*Task:* Give all of the lines again exactly as they read.

***** Extracted material

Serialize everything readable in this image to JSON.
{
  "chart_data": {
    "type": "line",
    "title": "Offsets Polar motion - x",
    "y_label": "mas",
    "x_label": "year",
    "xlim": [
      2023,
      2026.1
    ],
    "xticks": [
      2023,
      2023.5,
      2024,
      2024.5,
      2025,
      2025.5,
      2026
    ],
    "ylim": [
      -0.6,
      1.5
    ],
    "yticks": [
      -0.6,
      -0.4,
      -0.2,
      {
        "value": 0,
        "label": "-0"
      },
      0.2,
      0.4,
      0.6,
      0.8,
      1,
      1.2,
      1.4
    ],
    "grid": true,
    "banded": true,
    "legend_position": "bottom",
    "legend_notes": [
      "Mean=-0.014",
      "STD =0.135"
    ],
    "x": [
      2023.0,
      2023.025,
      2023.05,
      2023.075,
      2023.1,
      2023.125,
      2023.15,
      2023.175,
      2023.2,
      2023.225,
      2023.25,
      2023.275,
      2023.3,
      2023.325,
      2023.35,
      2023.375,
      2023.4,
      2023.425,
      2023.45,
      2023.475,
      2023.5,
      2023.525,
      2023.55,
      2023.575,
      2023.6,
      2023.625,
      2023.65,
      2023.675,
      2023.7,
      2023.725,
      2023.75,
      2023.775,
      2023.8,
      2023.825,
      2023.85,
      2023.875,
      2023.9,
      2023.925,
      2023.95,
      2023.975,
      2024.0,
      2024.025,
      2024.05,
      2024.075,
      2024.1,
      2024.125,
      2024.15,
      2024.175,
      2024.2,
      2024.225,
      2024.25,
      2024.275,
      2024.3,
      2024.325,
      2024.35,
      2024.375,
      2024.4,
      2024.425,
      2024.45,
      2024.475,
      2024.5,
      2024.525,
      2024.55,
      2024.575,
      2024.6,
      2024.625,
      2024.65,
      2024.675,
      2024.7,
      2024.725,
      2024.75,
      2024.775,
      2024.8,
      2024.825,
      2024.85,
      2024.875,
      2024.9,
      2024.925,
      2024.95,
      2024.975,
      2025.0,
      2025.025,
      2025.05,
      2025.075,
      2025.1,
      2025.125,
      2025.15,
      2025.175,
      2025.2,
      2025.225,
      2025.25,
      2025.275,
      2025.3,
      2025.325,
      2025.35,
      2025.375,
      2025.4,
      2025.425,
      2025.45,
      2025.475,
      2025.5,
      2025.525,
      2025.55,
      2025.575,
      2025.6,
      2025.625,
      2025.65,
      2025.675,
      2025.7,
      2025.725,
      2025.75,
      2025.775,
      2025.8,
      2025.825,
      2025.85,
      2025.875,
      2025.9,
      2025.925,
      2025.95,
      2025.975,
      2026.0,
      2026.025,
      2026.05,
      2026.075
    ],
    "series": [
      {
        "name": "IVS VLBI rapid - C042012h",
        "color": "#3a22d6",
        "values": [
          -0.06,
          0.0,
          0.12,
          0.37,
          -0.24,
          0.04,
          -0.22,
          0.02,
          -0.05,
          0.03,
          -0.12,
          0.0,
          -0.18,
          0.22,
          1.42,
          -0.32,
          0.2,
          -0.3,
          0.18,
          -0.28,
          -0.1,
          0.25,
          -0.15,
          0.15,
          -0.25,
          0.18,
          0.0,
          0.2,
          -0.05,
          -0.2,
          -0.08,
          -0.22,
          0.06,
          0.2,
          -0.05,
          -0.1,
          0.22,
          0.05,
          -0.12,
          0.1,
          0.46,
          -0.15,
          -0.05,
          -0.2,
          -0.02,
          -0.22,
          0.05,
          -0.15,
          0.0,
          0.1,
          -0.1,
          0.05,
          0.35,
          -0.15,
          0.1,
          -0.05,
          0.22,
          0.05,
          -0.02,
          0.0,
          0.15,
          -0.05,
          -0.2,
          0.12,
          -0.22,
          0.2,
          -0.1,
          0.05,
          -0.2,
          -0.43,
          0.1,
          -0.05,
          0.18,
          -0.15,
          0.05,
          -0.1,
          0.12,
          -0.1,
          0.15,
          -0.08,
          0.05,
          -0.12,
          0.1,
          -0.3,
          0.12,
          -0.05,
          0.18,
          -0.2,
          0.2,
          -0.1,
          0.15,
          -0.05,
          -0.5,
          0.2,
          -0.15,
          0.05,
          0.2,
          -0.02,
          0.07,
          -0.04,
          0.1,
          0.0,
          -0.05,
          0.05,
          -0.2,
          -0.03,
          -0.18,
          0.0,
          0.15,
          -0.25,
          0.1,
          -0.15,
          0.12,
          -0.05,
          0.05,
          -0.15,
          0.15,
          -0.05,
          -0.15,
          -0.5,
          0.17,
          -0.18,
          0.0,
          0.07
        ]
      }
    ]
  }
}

**********

*Correct result:*
Serialize everything readable in this image to JSON.
{
  "chart_data": {
    "type": "line",
    "title": "Offsets Polar motion - x",
    "y_label": "mas",
    "x_label": "year",
    "xlim": [
      2023,
      2026.1
    ],
    "xticks": [
      2023,
      2023.5,
      2024,
      2024.5,
      2025,
      2025.5,
      2026
    ],
    "ylim": [
      -0.6,
      1.5
    ],
    "yticks": [
      -0.6,
      -0.4,
      -0.2,
      {
        "value": 0,
        "label": "-0"
      },
      0.2,
      0.4,
      0.6,
      0.8,
      1,
      1.2,
      1.4
    ],
    "grid": true,
    "banded": true,
    "legend_position": "bottom",
    "legend_notes": [
      "Mean=-0.014",
      "STD =0.135"
    ],
    "x": [
      2023.0,
      2023.025,
      2023.05,
      2023.075,
      2023.1,
      2023.125,
      2023.15,
      2023.175,
      2023.2,
      2023.225,
      2023.25,
      2023.275,
      2023.3,
      2023.325,
      2023.35,
      2023.375,
      2023.4,
      2023.425,
      2023.45,
      2023.475,
      2023.5,
      2023.525,
      2023.55,
      2023.575,
      2023.6,
      2023.625,
      2023.65,
      2023.675,
      2023.7,
      2023.725,
      2023.75,
      2023.775,
      2023.8,
      2023.825,
      2023.85,
      2023.875,
      2023.9,
      2023.925,
      2023.95,
      2023.975,
      2024.0,
      2024.025,
      2024.05,
      2024.075,
      2024.1,
      2024.125,
      2024.15,
      2024.175,
      2024.2,
      2024.225,
      2024.25,
      2024.275,
      2024.3,
      2024.325,
      2024.35,
      2024.375,
      2024.4,
      2024.425,
      2024.45,
      2024.475,
      2024.5,
      2024.525,
      2024.55,
      2024.575,
      2024.6,
      2024.625,
      2024.65,
      2024.675,
      2024.7,
      2024.725,
      2024.75,
      2024.775,
      2024.8,
      2024.825,
      2024.85,
      2024.875,
      2024.9,
      2024.925,
      2024.95,
      2024.975,
      2025.0,
      2025.025,
      2025.05,
      2025.075,
      2025.1,
      2025.125,
      2025.15,
      2025.175,
      2025.2,
      2025.225,
      2025.25,
      2025.275,
      2025.3,
      2025.325,
      2025.35,
      2025.375,
      2025.4,
      2025.425,
      2025.45,
      2025.475,
      2025.5,
      2025.525,
      2025.55,
      2025.575,
      2025.6,
      2025.625,
      2025.65,
      2025.675,
      2025.7,
      2025.725,
      2025.75,
      2025.775,
      2025.8,
      2025.825,
      2025.85,
      2025.875,
      2025.9,
      2025.925,
      2025.95,
      2025.975,
      2026.0,
      2026.025,
      2026.05,
      2026.075
    ],
    "series": [
      {
        "name": "IVS VLBI rapid - C042012h",
        "color": "#3a22d6",
        "values": [
          -0.06,
          0.0,
          0.12,
          0.37,
          -0.24,
          0.04,
          -0.22,
          0.02,
          -0.05,
          0.03,
          -0.12,
          0.0,
          -0.18,
          0.22,
          1.42,
          -0.32,
          0.2,
          -0.3,
          0.18,
          -0.28,
          -0.1,
          0.25,
          -0.15,
          0.15,
          -0.25,
          0.18,
          0.0,
          0.2,
          -0.05,
          -0.2,
          -0.08,
          -0.22,
          0.06,
          0.2,
          -0.05,
          -0.1,
          0.22,
          0.05,
          -0.12,
          0.1,
          0.46,
          -0.15,
          -0.05,
          -0.2,
          -0.02,
          -0.22,
          0.05,
          -0.15,
          0.0,
          0.1,
          -0.1,
          0.05,
          0.35,
          -0.15,
          0.1,
          -0.05,
          0.22,
          0.05,
          -0.02,
          0.0,
          0.15,
          -0.05,
          -0.2,
          0.12,
          -0.22,
          0.2,
          -0.1,
          0.05,
          -0.2,
          -0.43,
          0.1,
          -0.05,
          0.18,
          -0.15,
          0.05,
          -0.1,
          0.12,
          -0.1,
          0.15,
          -0.08,
          0.05,
          -0.12,
          0.1,
          -0.3,
          0.12,
          -0.05,
          0.18,
          -0.2,
          0.2,
          -0.1,
          0.15,
          -0.05,
          -0.5,
          0.2,
          -0.15,
          0.05,
          0.2,
          -0.02,
          0.07,
          -0.04,
          0.1,
          0.0,
          -0.05,
          0.05,
          -0.2,
          -0.03,
          -0.18,
          0.0,
          0.15,
          -0.25,
          0.1,
          -0.15,
          0.12,
          -0.05,
          0.05,
          -0.15,
          0.15,
          -0.05,
          -0.15,
          -0.5,
          0.17,
          -0.18,
          0.0,
          0.07
        ]
      }
    ]
  }
}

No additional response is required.